DOCUMENT PASSAGE:
--- --- ---
Is it Hard to Get a STEM Degree?

These days everyone is promoting STEM degrees as the best way to secure a meaningful career and gainful employment in the job market. A survey by the Pew Research Center found that fifty-two percent of American adults believe that the main reason young people don’t choose STEM degrees is that they think STEM subjects are too hard. But is public perception a reliable indicator?

There are distinct obstacles to getting a STEM degree, including socio-economic factors, negative perceptions of ability, poor teaching methods, and cultural stereotypes. However, with persistence, patience, and focused engagement, earning a STEM degree isn’t as hard as many people might think.

Is it Hard to get a STEM Degree?

Numerous factors can be obstacles working towards a STEM degree, and many are not linked to a student’s aptitude for STEM subjects. “Hard” is a subjective concept that individual students experience differently for a  wide variety of reasons. 

Presentation and Teaching Methods Are Important

Is STEM education as hard as people think?  According to the Pew survey, while only thirteen percent of the workforce was employed in STEM fields in 2016, forty percent of those who weren’t said that they’d had interest in pursuing careers in STEM fields. When asked why they did not pursue it, their answers were quite revealing.

The Pew survey found that of the forty percent of adults who said they had been interested in a STEM career at some point in their lives, only fourteen percent said that they found STEM classes too hard or that they lost interest. Other reasons given were that there were cost and time barriers, a lack of resources, or that they had found another interest.
--- --- ---
DATA SEGMENT:
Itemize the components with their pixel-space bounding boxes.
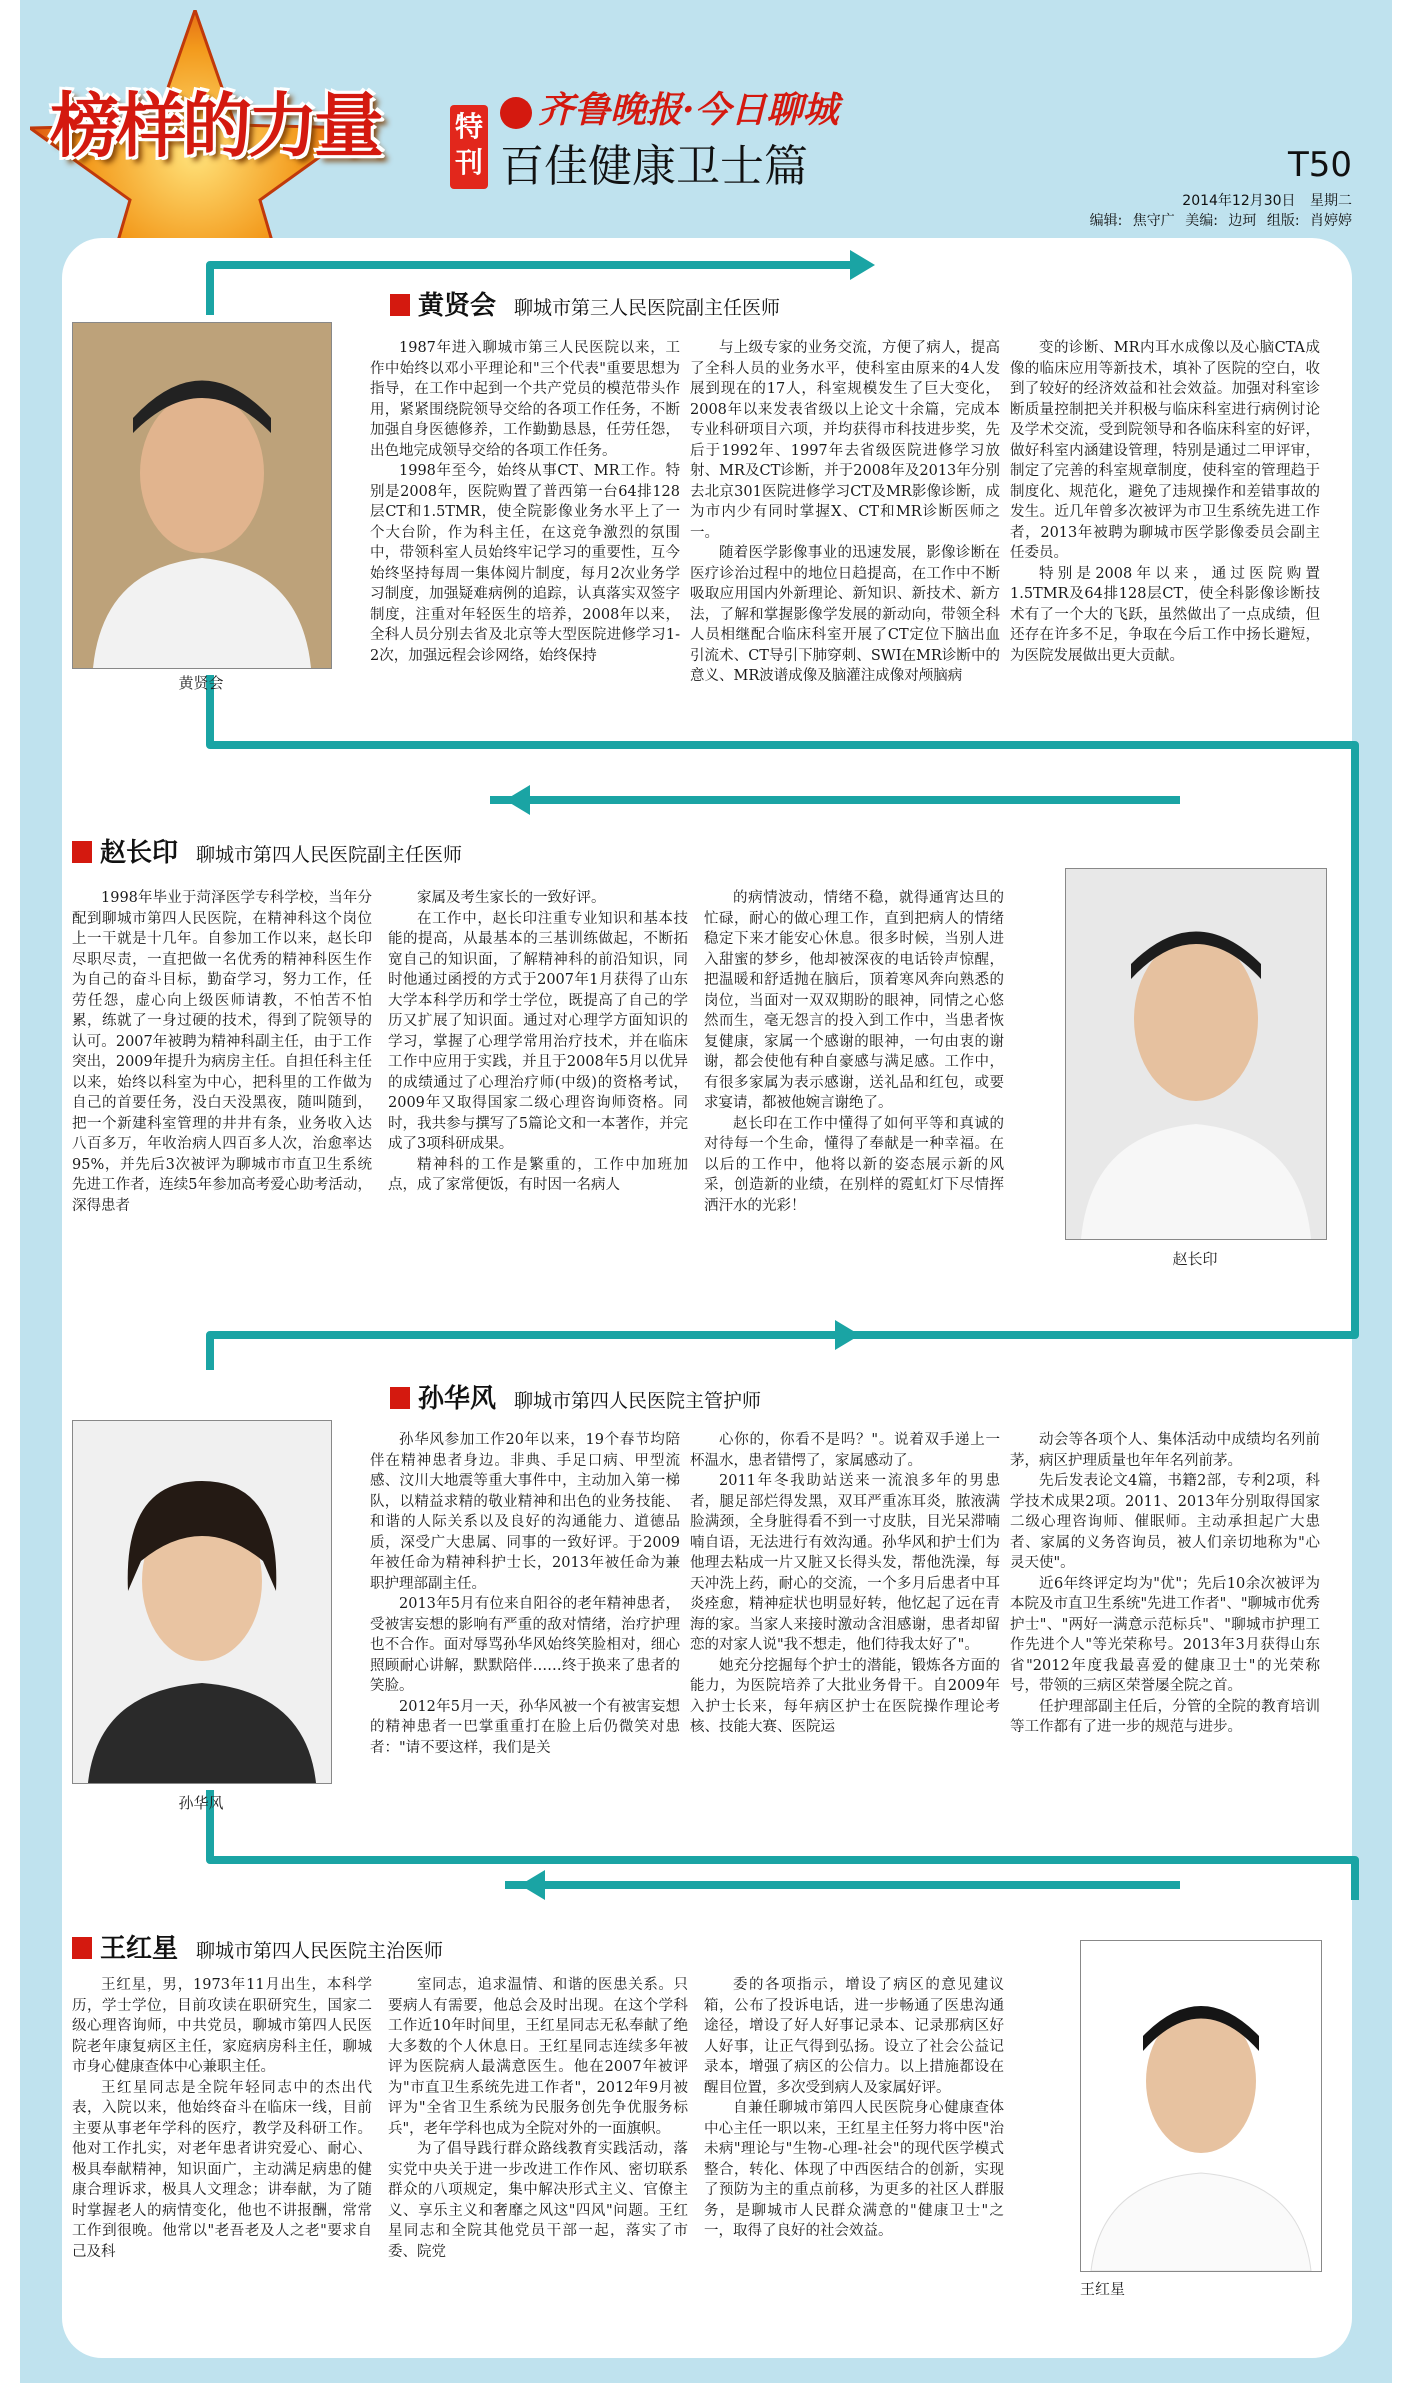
--- --- ---
REQUIRED WORK:
1/ According to the passage on STEM degrees, what share of adults who had once been interested in a STEM career said they found STEM classes too hard or lost interest?
2/ Go on with the passage on whether a STEM degree is hard to get, starting after its final sentence.

SET OF ANSWERS:
1/ Fourteen percent.

2/
The majority of them, therefore, did not consider STEM subjects too difficult. They had other obstacles or distractions that made them deviate into non-STEM fields. There is also a perception among many students that STEM subjects are boring.

A Malaysian study in 2021 involving pre-university students investigated the alarming decline in STEM enrolment, despite government efforts to promote it. They found that the perception was that STEM subjects are dull, complicated, and unexciting. Science and mathematics were not the first subject choices among Malaysian high school students.

The Malaysian study surveyed students’ perceptions of STEM before and after participating in a STEM module activity in an informal setting involving real-life applications. Before the activity, thirty-two percent of the students said they were interested in learning science, while the figure improved to thirty-eight percent after the activity.

Is the subject boring, or how it’s presented?

The study suggests that the manner in which STEM subjects were being taught in high school was too academic, and students could not see their value in real-life situations.  It’s the classic, “I’ll never use this in real life” response to the subject matter.  Students were poorly motivated to pursue a career in STEM, not because STEM subjects were too difficult, but because the way they were taught made the material seem uninteresting.

Another study in 2020 by the Department of Teaching, Learning, and Culture at Texas A&M University also suggests that perceptions of STEM careers amongst students could be improved through informal learning environments. The researchers noted that students might choose not to pursue STEM careers because they are not exposed to possible career options, are not aware of the knowledge needed for STEM degrees, or are not informed of the financial benefits of STEM occupations.

Quick factoid:  STEM graduates earn average salaries 26% higher than those in non STEM jobs

The study found the more students are engaged in hands-on science or STEM project-based learning activities that integrate the different disciplines into one main project, the higher their perceptions of STEM pathways. If an interest in STEM subjects is inculcated in children at a young age, they are more likely to be engaged by their STEM subjects and put more effort into them.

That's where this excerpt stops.